What the exercise asks: Compute how many lines in the entries below contain "Pork", and output nothing but the number.

# Raw data start

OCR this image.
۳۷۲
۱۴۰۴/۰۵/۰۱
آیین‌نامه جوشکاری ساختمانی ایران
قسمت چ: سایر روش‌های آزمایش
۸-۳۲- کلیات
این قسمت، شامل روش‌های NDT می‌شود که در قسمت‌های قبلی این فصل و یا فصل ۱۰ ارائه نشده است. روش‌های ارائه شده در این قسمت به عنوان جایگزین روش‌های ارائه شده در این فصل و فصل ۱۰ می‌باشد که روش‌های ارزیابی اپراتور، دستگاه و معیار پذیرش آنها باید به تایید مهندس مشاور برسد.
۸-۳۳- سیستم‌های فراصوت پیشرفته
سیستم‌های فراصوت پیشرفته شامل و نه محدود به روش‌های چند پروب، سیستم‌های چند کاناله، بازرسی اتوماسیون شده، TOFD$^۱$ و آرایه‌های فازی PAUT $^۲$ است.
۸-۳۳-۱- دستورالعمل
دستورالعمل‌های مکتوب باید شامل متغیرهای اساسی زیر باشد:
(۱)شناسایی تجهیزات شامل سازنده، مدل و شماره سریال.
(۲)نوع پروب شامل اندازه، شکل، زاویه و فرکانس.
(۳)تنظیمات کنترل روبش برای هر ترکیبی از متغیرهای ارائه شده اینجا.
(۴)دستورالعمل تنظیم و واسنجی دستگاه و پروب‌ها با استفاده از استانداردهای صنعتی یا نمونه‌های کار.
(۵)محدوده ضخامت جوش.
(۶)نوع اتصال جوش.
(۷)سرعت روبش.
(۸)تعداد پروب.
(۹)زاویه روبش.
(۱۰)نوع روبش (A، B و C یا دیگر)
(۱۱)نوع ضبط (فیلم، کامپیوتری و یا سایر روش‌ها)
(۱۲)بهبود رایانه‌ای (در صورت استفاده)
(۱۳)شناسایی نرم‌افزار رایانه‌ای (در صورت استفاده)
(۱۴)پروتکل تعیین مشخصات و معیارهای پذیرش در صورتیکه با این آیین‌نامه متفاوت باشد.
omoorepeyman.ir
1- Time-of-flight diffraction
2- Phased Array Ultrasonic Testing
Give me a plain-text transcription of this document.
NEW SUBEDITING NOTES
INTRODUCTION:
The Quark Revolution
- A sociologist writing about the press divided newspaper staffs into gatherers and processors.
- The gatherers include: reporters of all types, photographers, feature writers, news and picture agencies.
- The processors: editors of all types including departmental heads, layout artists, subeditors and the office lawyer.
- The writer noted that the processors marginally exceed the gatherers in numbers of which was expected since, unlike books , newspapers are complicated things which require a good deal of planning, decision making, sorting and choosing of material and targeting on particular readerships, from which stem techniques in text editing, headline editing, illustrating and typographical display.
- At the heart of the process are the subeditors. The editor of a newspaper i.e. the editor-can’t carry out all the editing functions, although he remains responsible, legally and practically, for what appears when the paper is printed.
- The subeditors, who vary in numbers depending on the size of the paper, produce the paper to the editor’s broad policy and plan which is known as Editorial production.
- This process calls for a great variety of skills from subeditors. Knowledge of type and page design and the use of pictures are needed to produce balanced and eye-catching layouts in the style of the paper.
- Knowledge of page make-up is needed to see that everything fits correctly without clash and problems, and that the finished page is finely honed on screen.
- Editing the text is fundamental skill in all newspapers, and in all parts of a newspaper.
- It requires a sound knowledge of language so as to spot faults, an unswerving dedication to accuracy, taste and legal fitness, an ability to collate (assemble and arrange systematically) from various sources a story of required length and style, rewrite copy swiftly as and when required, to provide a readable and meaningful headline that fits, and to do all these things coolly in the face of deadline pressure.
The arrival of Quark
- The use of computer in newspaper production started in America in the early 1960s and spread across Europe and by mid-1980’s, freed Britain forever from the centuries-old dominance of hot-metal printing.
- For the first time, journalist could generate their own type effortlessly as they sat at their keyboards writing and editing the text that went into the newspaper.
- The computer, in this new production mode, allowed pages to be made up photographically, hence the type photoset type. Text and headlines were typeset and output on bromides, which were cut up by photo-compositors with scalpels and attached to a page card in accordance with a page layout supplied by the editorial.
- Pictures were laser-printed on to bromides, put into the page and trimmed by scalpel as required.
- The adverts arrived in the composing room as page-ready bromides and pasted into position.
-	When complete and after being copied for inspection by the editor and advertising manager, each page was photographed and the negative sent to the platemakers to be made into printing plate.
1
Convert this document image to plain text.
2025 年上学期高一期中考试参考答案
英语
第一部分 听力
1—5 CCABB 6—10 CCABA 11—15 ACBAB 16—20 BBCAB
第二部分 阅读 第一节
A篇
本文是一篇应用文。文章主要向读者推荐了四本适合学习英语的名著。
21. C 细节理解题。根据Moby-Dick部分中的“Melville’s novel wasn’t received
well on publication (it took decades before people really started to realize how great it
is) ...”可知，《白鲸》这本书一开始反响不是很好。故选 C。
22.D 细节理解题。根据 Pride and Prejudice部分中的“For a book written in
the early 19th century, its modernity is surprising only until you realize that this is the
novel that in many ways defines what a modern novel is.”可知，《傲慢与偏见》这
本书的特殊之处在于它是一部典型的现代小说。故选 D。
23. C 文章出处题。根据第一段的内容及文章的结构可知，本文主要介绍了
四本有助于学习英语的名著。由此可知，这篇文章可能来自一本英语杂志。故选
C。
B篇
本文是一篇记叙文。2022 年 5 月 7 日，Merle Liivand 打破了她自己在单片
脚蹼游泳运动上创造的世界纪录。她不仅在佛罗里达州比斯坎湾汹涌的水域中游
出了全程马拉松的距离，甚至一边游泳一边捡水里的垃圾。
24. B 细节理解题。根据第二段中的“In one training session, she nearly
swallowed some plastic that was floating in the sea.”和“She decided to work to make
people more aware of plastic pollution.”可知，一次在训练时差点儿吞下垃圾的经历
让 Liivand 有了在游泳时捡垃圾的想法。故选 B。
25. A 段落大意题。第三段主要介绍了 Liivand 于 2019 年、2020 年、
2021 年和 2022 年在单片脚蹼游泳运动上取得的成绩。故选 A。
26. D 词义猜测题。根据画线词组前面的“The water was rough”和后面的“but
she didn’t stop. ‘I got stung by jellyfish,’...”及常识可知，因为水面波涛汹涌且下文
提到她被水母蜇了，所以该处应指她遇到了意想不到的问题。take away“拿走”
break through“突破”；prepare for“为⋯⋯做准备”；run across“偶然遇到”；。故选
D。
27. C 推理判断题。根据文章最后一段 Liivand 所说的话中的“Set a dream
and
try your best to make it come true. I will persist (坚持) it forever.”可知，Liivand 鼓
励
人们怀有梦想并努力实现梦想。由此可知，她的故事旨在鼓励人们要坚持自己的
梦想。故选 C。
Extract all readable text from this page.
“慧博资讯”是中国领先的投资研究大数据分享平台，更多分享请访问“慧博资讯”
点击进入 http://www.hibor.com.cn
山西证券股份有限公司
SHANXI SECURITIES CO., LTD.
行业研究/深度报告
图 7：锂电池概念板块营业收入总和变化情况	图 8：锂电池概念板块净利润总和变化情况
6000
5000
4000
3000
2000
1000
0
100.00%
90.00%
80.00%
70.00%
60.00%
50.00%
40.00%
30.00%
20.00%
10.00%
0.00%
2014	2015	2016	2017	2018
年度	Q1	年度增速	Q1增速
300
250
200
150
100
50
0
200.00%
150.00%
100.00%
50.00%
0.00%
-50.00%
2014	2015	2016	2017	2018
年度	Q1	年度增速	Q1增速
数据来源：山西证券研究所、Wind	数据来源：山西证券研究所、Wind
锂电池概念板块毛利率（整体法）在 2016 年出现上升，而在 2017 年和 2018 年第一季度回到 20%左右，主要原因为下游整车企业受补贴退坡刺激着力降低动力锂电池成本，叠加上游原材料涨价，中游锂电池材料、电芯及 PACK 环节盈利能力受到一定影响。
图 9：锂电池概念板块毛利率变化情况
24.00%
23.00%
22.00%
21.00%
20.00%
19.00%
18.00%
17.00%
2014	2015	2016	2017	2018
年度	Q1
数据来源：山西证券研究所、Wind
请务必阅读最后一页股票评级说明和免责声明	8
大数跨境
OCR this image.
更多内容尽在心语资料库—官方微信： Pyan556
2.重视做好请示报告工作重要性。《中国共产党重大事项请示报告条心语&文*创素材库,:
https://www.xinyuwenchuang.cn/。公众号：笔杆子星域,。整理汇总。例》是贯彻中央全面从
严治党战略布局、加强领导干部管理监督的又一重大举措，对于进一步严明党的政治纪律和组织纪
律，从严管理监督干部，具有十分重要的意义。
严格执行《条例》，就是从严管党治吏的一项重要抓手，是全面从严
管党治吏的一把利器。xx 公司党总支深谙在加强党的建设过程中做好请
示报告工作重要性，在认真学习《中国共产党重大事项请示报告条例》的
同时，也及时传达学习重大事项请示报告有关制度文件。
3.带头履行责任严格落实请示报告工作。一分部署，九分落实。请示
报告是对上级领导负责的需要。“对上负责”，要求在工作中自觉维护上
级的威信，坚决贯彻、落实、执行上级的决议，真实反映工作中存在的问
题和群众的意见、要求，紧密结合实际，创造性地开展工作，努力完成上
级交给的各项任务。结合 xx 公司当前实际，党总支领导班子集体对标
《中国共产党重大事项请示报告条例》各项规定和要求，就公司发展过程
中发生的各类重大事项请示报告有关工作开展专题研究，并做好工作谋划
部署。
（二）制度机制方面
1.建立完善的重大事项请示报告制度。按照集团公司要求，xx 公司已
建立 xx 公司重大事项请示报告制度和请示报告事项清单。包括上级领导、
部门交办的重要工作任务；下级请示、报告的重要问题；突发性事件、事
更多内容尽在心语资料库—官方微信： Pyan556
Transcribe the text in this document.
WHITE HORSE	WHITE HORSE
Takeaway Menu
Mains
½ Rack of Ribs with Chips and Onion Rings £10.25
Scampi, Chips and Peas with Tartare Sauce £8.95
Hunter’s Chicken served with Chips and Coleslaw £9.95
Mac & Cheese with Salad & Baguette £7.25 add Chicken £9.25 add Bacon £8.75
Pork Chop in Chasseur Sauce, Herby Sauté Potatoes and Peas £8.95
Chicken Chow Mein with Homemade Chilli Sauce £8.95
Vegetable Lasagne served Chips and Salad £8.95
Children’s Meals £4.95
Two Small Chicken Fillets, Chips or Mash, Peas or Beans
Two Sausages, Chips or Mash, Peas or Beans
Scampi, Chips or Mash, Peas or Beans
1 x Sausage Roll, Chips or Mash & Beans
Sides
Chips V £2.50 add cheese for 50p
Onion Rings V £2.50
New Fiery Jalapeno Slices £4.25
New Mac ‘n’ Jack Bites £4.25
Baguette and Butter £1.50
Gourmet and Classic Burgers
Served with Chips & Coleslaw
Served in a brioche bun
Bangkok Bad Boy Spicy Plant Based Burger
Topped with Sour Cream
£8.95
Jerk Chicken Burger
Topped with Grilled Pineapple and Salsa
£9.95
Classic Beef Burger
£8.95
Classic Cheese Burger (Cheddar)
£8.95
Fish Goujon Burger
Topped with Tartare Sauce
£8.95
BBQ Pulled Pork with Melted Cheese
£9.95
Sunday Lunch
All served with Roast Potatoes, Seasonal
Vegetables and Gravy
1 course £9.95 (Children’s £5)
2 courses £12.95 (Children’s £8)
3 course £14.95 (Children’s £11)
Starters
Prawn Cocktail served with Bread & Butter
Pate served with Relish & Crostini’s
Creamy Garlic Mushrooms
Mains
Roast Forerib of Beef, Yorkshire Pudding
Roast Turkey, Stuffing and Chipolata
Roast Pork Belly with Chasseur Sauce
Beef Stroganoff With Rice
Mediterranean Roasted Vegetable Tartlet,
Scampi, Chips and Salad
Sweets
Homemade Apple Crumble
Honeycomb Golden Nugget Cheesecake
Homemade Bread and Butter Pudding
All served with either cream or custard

# Raw data end

Reply to the exercise: 3